▶ [Set problem]:
For each line below that contains the string "arcmin", copy that line.
* START Excerpted data *
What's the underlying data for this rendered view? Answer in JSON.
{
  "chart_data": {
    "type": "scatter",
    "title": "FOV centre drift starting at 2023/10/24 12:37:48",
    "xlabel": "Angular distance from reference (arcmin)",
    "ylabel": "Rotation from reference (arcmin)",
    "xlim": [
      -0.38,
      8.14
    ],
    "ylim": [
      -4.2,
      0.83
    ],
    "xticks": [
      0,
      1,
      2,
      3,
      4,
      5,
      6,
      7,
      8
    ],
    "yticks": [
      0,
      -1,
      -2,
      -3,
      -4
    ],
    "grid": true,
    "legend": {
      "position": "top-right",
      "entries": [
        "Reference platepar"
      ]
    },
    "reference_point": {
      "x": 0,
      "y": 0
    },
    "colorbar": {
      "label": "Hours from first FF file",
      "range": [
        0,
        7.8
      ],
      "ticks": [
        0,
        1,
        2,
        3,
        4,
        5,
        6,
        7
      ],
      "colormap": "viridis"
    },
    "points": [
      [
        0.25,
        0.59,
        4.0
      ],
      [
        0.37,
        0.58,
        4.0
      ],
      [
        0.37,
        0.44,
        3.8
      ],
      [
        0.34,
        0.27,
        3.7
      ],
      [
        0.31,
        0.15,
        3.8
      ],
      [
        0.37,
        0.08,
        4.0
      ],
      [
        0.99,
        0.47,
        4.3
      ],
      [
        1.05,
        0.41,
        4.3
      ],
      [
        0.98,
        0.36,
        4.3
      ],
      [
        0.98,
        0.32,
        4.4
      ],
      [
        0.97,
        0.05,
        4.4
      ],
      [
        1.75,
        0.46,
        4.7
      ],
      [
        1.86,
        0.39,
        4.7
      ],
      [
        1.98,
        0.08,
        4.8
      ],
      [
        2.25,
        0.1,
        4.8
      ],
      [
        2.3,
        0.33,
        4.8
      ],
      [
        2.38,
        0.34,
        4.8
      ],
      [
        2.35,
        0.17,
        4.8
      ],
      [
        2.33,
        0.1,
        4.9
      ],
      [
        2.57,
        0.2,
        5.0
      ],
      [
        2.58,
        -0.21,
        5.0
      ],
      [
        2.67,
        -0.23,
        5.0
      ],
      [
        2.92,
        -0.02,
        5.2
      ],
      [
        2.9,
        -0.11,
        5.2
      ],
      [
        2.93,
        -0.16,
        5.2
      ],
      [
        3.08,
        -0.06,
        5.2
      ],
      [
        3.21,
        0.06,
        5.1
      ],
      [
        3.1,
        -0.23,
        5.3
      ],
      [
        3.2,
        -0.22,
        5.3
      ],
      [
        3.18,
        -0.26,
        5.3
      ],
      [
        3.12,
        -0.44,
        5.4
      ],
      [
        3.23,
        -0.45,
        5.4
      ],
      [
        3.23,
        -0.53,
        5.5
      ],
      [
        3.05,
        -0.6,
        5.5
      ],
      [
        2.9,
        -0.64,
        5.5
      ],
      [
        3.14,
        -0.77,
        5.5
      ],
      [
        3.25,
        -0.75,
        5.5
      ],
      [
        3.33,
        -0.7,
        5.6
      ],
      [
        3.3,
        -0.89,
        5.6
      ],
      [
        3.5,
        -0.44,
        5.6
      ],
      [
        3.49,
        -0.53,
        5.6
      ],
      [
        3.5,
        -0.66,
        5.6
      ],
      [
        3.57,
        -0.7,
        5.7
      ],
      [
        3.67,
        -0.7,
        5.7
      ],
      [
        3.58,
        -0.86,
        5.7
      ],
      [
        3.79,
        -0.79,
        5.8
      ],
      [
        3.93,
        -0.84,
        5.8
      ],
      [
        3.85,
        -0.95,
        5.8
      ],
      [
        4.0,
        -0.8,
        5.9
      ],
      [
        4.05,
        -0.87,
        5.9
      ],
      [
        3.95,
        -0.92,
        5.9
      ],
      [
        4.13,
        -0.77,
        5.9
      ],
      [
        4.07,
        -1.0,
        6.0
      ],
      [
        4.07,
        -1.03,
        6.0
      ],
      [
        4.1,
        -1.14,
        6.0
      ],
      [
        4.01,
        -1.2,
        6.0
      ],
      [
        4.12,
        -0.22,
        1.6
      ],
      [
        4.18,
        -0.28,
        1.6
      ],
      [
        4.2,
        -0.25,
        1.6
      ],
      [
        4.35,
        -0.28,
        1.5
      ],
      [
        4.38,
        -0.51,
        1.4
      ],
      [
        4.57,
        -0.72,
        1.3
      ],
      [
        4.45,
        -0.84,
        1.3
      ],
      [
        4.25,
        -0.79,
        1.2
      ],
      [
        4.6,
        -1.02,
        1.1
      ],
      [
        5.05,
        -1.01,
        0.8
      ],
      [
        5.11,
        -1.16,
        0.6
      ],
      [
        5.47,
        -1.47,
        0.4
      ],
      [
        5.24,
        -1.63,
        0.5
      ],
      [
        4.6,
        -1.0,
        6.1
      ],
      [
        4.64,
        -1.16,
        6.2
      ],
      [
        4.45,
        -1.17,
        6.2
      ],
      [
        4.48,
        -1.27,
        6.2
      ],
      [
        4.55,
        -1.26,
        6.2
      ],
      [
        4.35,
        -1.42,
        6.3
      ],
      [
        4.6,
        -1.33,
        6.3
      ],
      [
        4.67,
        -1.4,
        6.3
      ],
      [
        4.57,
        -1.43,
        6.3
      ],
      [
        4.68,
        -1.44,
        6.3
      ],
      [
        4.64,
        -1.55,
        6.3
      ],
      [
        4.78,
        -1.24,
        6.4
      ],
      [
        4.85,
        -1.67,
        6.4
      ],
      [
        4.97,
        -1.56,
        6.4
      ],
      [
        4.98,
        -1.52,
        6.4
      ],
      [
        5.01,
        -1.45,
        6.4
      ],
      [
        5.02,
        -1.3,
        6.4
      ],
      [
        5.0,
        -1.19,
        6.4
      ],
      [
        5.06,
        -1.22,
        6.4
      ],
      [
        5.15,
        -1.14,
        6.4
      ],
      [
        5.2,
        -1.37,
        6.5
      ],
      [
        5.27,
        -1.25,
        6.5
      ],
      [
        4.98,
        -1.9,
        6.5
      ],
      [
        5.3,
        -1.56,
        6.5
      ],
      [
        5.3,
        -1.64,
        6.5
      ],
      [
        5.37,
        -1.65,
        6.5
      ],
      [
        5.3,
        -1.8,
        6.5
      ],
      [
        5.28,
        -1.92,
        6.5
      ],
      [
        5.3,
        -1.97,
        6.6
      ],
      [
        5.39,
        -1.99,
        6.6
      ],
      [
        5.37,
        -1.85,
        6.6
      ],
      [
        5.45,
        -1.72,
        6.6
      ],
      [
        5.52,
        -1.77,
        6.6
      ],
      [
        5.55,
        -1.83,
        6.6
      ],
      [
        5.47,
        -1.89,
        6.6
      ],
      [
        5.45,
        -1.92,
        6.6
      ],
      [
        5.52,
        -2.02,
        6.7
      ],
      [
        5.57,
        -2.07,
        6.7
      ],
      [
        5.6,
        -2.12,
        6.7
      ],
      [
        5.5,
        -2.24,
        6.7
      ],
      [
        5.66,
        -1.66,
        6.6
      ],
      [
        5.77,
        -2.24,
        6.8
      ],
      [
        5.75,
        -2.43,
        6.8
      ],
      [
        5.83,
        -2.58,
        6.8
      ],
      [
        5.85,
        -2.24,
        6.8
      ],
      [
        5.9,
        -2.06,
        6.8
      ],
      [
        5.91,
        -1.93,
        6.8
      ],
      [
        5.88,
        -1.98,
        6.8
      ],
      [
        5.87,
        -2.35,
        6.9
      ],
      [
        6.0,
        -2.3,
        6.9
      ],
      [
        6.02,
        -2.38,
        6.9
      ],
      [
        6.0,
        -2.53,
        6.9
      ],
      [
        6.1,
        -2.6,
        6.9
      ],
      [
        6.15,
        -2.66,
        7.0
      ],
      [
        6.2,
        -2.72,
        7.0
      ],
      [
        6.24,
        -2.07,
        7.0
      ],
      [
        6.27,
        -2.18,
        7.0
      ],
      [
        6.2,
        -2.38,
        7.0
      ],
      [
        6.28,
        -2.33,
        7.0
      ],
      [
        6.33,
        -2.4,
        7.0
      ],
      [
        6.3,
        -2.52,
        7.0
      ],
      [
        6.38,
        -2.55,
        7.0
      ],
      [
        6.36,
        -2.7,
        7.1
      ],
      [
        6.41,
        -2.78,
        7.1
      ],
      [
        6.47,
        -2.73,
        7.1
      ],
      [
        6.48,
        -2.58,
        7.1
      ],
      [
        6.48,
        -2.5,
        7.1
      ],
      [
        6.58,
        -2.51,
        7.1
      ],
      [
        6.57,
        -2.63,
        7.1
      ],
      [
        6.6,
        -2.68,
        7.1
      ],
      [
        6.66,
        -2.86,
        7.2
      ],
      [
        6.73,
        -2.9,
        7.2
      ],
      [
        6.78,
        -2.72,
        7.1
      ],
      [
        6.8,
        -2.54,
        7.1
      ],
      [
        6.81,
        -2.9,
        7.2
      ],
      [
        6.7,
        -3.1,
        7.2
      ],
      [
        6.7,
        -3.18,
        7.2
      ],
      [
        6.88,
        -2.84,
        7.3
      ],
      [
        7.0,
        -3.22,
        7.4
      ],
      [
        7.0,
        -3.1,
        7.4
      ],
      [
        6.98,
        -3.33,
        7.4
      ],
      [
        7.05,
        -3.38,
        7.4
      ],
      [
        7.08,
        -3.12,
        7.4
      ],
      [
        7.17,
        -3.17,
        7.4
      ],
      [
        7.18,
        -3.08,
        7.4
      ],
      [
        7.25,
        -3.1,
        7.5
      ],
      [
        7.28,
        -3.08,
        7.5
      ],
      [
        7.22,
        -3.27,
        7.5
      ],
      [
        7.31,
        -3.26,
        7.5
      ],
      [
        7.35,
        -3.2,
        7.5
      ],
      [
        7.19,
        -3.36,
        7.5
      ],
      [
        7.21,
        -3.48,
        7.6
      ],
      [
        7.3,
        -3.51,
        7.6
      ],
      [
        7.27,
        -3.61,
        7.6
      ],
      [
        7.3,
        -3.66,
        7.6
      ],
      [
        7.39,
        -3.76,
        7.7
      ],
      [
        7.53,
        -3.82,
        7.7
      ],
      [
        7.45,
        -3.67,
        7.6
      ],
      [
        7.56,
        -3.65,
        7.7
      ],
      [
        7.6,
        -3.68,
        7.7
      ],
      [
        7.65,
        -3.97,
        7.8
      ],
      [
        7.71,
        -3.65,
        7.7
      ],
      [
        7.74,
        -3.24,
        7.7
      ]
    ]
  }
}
* END Excerpted data *
▶ [Result of the task]:
    "xlabel": "Angular distance from reference (arcmin)",
    "ylabel": "Rotation from reference (arcmin)",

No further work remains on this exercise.